-- BEGIN --
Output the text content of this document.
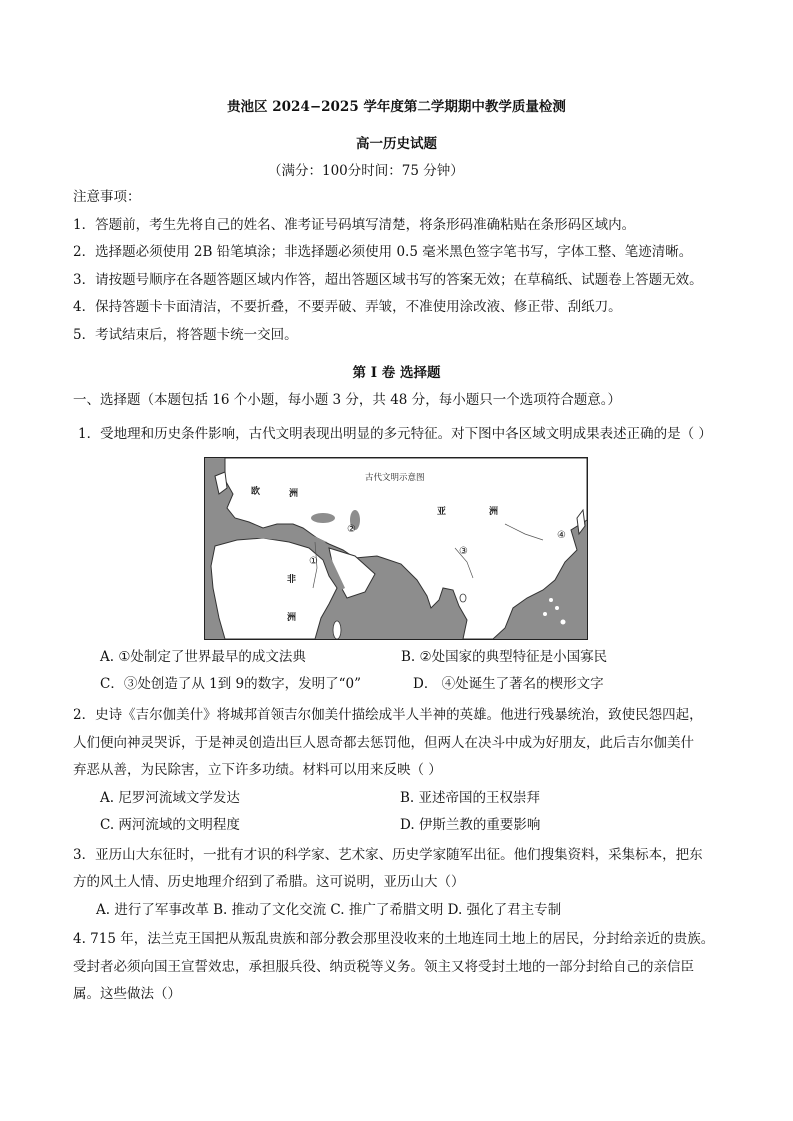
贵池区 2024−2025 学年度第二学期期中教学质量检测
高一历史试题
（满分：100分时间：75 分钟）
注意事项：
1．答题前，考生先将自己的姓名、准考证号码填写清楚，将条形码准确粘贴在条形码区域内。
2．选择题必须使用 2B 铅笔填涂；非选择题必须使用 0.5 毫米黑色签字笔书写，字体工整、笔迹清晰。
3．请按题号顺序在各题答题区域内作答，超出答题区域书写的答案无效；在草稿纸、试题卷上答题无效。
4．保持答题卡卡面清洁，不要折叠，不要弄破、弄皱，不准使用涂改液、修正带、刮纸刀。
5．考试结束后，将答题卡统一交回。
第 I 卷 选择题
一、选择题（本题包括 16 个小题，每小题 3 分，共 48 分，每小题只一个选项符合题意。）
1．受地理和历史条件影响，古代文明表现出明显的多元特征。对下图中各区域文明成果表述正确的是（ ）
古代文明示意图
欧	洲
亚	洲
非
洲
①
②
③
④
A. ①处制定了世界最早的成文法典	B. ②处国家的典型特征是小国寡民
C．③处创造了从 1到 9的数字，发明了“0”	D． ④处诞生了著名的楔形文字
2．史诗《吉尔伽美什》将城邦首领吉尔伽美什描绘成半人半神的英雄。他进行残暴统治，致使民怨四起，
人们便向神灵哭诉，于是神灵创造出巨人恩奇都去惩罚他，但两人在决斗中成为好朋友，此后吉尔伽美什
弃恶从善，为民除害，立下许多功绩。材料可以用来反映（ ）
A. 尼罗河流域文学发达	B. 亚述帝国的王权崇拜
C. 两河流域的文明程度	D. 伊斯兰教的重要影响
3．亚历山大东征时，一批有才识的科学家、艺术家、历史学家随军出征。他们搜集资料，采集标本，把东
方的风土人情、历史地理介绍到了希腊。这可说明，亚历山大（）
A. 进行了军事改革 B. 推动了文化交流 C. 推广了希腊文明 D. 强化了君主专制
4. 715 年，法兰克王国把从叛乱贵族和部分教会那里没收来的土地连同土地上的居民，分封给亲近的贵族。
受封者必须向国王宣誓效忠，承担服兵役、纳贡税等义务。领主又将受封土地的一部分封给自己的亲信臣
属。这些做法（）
-- END --
## [Challenge]
Repeat the full listing above exactly, with no pictures in the copy.

## [Worked answer]
Output the text content of this document.
贵池区 2024−2025 学年度第二学期期中教学质量检测
高一历史试题
（满分：100分时间：75 分钟）
注意事项：
1．答题前，考生先将自己的姓名、准考证号码填写清楚，将条形码准确粘贴在条形码区域内。
2．选择题必须使用 2B 铅笔填涂；非选择题必须使用 0.5 毫米黑色签字笔书写，字体工整、笔迹清晰。
3．请按题号顺序在各题答题区域内作答，超出答题区域书写的答案无效；在草稿纸、试题卷上答题无效。
4．保持答题卡卡面清洁，不要折叠，不要弄破、弄皱，不准使用涂改液、修正带、刮纸刀。
5．考试结束后，将答题卡统一交回。
第 I 卷 选择题
一、选择题（本题包括 16 个小题，每小题 3 分，共 48 分，每小题只一个选项符合题意。）
1．受地理和历史条件影响，古代文明表现出明显的多元特征。对下图中各区域文明成果表述正确的是（ ）
古代文明示意图
欧	洲
亚	洲
非
洲
①
②
③
④
A. ①处制定了世界最早的成文法典	B. ②处国家的典型特征是小国寡民
C．③处创造了从 1到 9的数字，发明了“0”	D． ④处诞生了著名的楔形文字
2．史诗《吉尔伽美什》将城邦首领吉尔伽美什描绘成半人半神的英雄。他进行残暴统治，致使民怨四起，
人们便向神灵哭诉，于是神灵创造出巨人恩奇都去惩罚他，但两人在决斗中成为好朋友，此后吉尔伽美什
弃恶从善，为民除害，立下许多功绩。材料可以用来反映（ ）
A. 尼罗河流域文学发达	B. 亚述帝国的王权崇拜
C. 两河流域的文明程度	D. 伊斯兰教的重要影响
3．亚历山大东征时，一批有才识的科学家、艺术家、历史学家随军出征。他们搜集资料，采集标本，把东
方的风土人情、历史地理介绍到了希腊。这可说明，亚历山大（）
A. 进行了军事改革 B. 推动了文化交流 C. 推广了希腊文明 D. 强化了君主专制
4. 715 年，法兰克王国把从叛乱贵族和部分教会那里没收来的土地连同土地上的居民，分封给亲近的贵族。
受封者必须向国王宣誓效忠，承担服兵役、纳贡税等义务。领主又将受封土地的一部分封给自己的亲信臣
属。这些做法（）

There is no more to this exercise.